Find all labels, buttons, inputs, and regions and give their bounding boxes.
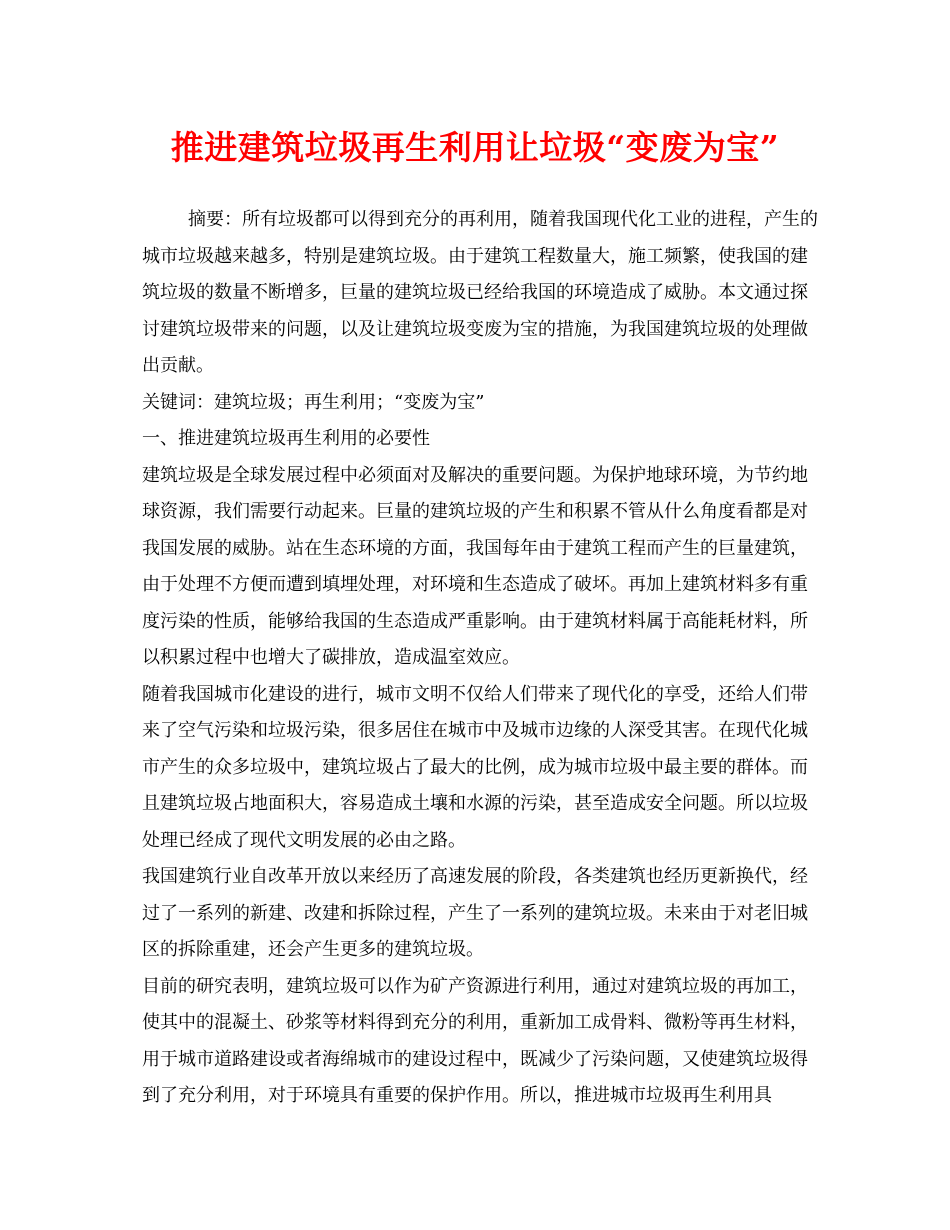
keywords-line: 关键词：建筑垃圾；再生利用；“变废为宝” (142, 391, 485, 413)
document-title: 推进建筑垃圾再生利用让垃圾“变废为宝” (170, 128, 780, 167)
document-body (142, 202, 822, 1115)
body-paragraph-3: 我国建筑行业自改革开放以来经历了高速发展的阶段，各类建筑也经历更新换代，经过了一系列的新建、改建和拆除过程，产生了一系列的建筑垃圾。未来由于对老旧城区的拆除重建，还会产生更多的建筑垃圾。 (142, 866, 808, 960)
section-heading: 一、推进建筑垃圾再生利用的必要性 (142, 428, 430, 449)
body-paragraph-2: 随着我国城市化建设的进行，城市文明不仅给人们带来了现代化的享受，还给人们带来了空气污染和垃圾污染，很多居住在城市中及城市边缘的人深受其害。在现代化城市产生的众多垃圾中，建筑垃圾占了最大的比例，成为城市垃圾中最主要的群体。而且建筑垃圾占地面积大，容易造成土壤和水源的污染，甚至造成安全问题。所以垃圾处理已经成了现代文明发展的必由之路。 (142, 683, 808, 851)
body-paragraph-4: 目前的研究表明，建筑垃圾可以作为矿产资源进行利用，通过对建筑垃圾的再加工，使其中的混凝土、砂浆等材料得到充分的利用，重新加工成骨料、微粉等再生材料，用于城市道路建设或者海绵城市的建设过程中，既减少了污染问题，又使建筑垃圾得到了充分利用，对于环境具有重要的保护作用。所以，推进城市垃圾再生利用具 (142, 975, 808, 1106)
abstract-paragraph: 摘要：所有垃圾都可以得到充分的再利用，随着我国现代化工业的进程，产生的城市垃圾越来越多，特别是建筑垃圾。由于建筑工程数量大，施工频繁，使我国的建筑垃圾的数量不断增多，巨量的建筑垃圾已经给我国的环境造成了威胁。本文通过探讨建筑垃圾带来的问题，以及让建筑垃圾变废为宝的措施，为我国建筑垃圾的处理做出贡献。 (142, 209, 818, 376)
body-paragraph-1: 建筑垃圾是全球发展过程中必须面对及解决的重要问题。为保护地球环境，为节约地球资源，我们需要行动起来。巨量的建筑垃圾的产生和积累不管从什么角度看都是对我国发展的威胁。站在生态环境的方面，我国每年由于建筑工程而产生的巨量建筑，由于处理不方便而遭到填埋处理，对环境和生态造成了破坏。再加上建筑材料多有重度污染的性质，能够给我国的生态造成严重影响。由于建筑材料属于高能耗材料，所以积累过程中也增大了碳排放，造成温室效应。 (142, 464, 808, 668)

## Goal:
Reproduce all of the lines above verbatim, omitting the picture.

## Reply:
Find all labels, buttons, inputs, and regions and give their bounding boxes.
keywords-line: 关键词：建筑垃圾；再生利用；“变废为宝” (142, 391, 485, 413)
document-title: 推进建筑垃圾再生利用让垃圾“变废为宝” (170, 128, 780, 167)
document-body (142, 202, 822, 1115)
body-paragraph-3: 我国建筑行业自改革开放以来经历了高速发展的阶段，各类建筑也经历更新换代，经过了一系列的新建、改建和拆除过程，产生了一系列的建筑垃圾。未来由于对老旧城区的拆除重建，还会产生更多的建筑垃圾。 (142, 866, 808, 960)
section-heading: 一、推进建筑垃圾再生利用的必要性 (142, 428, 430, 449)
body-paragraph-2: 随着我国城市化建设的进行，城市文明不仅给人们带来了现代化的享受，还给人们带来了空气污染和垃圾污染，很多居住在城市中及城市边缘的人深受其害。在现代化城市产生的众多垃圾中，建筑垃圾占了最大的比例，成为城市垃圾中最主要的群体。而且建筑垃圾占地面积大，容易造成土壤和水源的污染，甚至造成安全问题。所以垃圾处理已经成了现代文明发展的必由之路。 (142, 683, 808, 851)
body-paragraph-4: 目前的研究表明，建筑垃圾可以作为矿产资源进行利用，通过对建筑垃圾的再加工，使其中的混凝土、砂浆等材料得到充分的利用，重新加工成骨料、微粉等再生材料，用于城市道路建设或者海绵城市的建设过程中，既减少了污染问题，又使建筑垃圾得到了充分利用，对于环境具有重要的保护作用。所以，推进城市垃圾再生利用具 (142, 975, 808, 1106)
abstract-paragraph: 摘要：所有垃圾都可以得到充分的再利用，随着我国现代化工业的进程，产生的城市垃圾越来越多，特别是建筑垃圾。由于建筑工程数量大，施工频繁，使我国的建筑垃圾的数量不断增多，巨量的建筑垃圾已经给我国的环境造成了威胁。本文通过探讨建筑垃圾带来的问题，以及让建筑垃圾变废为宝的措施，为我国建筑垃圾的处理做出贡献。 (142, 209, 818, 376)
body-paragraph-1: 建筑垃圾是全球发展过程中必须面对及解决的重要问题。为保护地球环境，为节约地球资源，我们需要行动起来。巨量的建筑垃圾的产生和积累不管从什么角度看都是对我国发展的威胁。站在生态环境的方面，我国每年由于建筑工程而产生的巨量建筑，由于处理不方便而遭到填埋处理，对环境和生态造成了破坏。再加上建筑材料多有重度污染的性质，能够给我国的生态造成严重影响。由于建筑材料属于高能耗材料，所以积累过程中也增大了碳排放，造成温室效应。 (142, 464, 808, 668)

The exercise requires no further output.